Instruction:
Restate the records in their entirety, word for word.

:::::

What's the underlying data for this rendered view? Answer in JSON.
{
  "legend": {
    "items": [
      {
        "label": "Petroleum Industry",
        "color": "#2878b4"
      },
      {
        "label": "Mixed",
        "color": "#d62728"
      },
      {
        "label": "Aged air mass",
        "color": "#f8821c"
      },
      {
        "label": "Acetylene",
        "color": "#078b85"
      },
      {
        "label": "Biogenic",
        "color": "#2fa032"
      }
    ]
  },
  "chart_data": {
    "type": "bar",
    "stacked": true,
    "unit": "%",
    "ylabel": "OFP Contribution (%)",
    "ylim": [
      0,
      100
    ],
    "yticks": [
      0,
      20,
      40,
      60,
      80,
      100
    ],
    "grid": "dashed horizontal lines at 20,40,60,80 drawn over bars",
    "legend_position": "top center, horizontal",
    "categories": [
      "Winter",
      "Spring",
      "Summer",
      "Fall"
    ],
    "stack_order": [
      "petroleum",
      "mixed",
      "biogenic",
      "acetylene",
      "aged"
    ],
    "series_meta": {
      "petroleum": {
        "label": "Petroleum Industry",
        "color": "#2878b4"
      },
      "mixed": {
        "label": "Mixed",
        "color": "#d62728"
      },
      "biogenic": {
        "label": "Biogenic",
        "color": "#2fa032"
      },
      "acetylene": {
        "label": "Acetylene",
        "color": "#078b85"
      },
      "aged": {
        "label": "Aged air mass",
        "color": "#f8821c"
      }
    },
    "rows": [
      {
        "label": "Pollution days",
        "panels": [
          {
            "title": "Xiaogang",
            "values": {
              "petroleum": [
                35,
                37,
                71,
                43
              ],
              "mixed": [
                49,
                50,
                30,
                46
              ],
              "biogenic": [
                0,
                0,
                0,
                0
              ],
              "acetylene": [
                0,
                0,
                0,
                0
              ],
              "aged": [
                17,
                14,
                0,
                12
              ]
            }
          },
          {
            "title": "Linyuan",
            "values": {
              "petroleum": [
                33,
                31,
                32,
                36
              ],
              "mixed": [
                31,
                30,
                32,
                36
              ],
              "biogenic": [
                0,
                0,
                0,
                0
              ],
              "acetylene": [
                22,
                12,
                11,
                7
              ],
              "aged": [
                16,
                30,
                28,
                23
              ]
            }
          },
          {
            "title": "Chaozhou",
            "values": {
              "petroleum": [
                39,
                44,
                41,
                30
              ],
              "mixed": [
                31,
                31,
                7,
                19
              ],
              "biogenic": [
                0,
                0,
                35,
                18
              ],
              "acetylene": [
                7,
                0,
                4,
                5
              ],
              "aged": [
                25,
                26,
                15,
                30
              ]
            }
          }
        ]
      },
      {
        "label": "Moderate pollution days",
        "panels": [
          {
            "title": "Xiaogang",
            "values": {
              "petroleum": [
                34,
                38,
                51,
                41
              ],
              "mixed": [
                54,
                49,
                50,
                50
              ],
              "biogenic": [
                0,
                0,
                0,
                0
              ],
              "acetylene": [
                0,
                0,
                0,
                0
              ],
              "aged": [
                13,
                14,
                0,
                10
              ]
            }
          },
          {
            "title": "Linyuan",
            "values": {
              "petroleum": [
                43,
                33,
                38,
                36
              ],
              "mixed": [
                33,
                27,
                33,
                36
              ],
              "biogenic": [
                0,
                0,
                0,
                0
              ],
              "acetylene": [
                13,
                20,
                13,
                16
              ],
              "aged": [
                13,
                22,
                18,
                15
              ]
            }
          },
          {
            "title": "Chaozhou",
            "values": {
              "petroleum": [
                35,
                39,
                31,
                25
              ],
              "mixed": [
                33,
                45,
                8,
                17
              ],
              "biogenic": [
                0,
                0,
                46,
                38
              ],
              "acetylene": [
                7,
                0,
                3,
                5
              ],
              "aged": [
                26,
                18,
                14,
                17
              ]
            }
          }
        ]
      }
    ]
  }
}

:::::

Solution to the exercise:
What's the underlying data for this rendered view? Answer in JSON.
{
  "legend": {
    "items": [
      {
        "label": "Petroleum Industry",
        "color": "#2878b4"
      },
      {
        "label": "Mixed",
        "color": "#d62728"
      },
      {
        "label": "Aged air mass",
        "color": "#f8821c"
      },
      {
        "label": "Acetylene",
        "color": "#078b85"
      },
      {
        "label": "Biogenic",
        "color": "#2fa032"
      }
    ]
  },
  "chart_data": {
    "type": "bar",
    "stacked": true,
    "unit": "%",
    "ylabel": "OFP Contribution (%)",
    "ylim": [
      0,
      100
    ],
    "yticks": [
      0,
      20,
      40,
      60,
      80,
      100
    ],
    "grid": "dashed horizontal lines at 20,40,60,80 drawn over bars",
    "legend_position": "top center, horizontal",
    "categories": [
      "Winter",
      "Spring",
      "Summer",
      "Fall"
    ],
    "stack_order": [
      "petroleum",
      "mixed",
      "biogenic",
      "acetylene",
      "aged"
    ],
    "series_meta": {
      "petroleum": {
        "label": "Petroleum Industry",
        "color": "#2878b4"
      },
      "mixed": {
        "label": "Mixed",
        "color": "#d62728"
      },
      "biogenic": {
        "label": "Biogenic",
        "color": "#2fa032"
      },
      "acetylene": {
        "label": "Acetylene",
        "color": "#078b85"
      },
      "aged": {
        "label": "Aged air mass",
        "color": "#f8821c"
      }
    },
    "rows": [
      {
        "label": "Pollution days",
        "panels": [
          {
            "title": "Xiaogang",
            "values": {
              "petroleum": [
                35,
                37,
                71,
                43
              ],
              "mixed": [
                49,
                50,
                30,
                46
              ],
              "biogenic": [
                0,
                0,
                0,
                0
              ],
              "acetylene": [
                0,
                0,
                0,
                0
              ],
              "aged": [
                17,
                14,
                0,
                12
              ]
            }
          },
          {
            "title": "Linyuan",
            "values": {
              "petroleum": [
                33,
                31,
                32,
                36
              ],
              "mixed": [
                31,
                30,
                32,
                36
              ],
              "biogenic": [
                0,
                0,
                0,
                0
              ],
              "acetylene": [
                22,
                12,
                11,
                7
              ],
              "aged": [
                16,
                30,
                28,
                23
              ]
            }
          },
          {
            "title": "Chaozhou",
            "values": {
              "petroleum": [
                39,
                44,
                41,
                30
              ],
              "mixed": [
                31,
                31,
                7,
                19
              ],
              "biogenic": [
                0,
                0,
                35,
                18
              ],
              "acetylene": [
                7,
                0,
                4,
                5
              ],
              "aged": [
                25,
                26,
                15,
                30
              ]
            }
          }
        ]
      },
      {
        "label": "Moderate pollution days",
        "panels": [
          {
            "title": "Xiaogang",
            "values": {
              "petroleum": [
                34,
                38,
                51,
                41
              ],
              "mixed": [
                54,
                49,
                50,
                50
              ],
              "biogenic": [
                0,
                0,
                0,
                0
              ],
              "acetylene": [
                0,
                0,
                0,
                0
              ],
              "aged": [
                13,
                14,
                0,
                10
              ]
            }
          },
          {
            "title": "Linyuan",
            "values": {
              "petroleum": [
                43,
                33,
                38,
                36
              ],
              "mixed": [
                33,
                27,
                33,
                36
              ],
              "biogenic": [
                0,
                0,
                0,
                0
              ],
              "acetylene": [
                13,
                20,
                13,
                16
              ],
              "aged": [
                13,
                22,
                18,
                15
              ]
            }
          },
          {
            "title": "Chaozhou",
            "values": {
              "petroleum": [
                35,
                39,
                31,
                25
              ],
              "mixed": [
                33,
                45,
                8,
                17
              ],
              "biogenic": [
                0,
                0,
                46,
                38
              ],
              "acetylene": [
                7,
                0,
                3,
                5
              ],
              "aged": [
                26,
                18,
                14,
                17
              ]
            }
          }
        ]
      }
    ]
  }
}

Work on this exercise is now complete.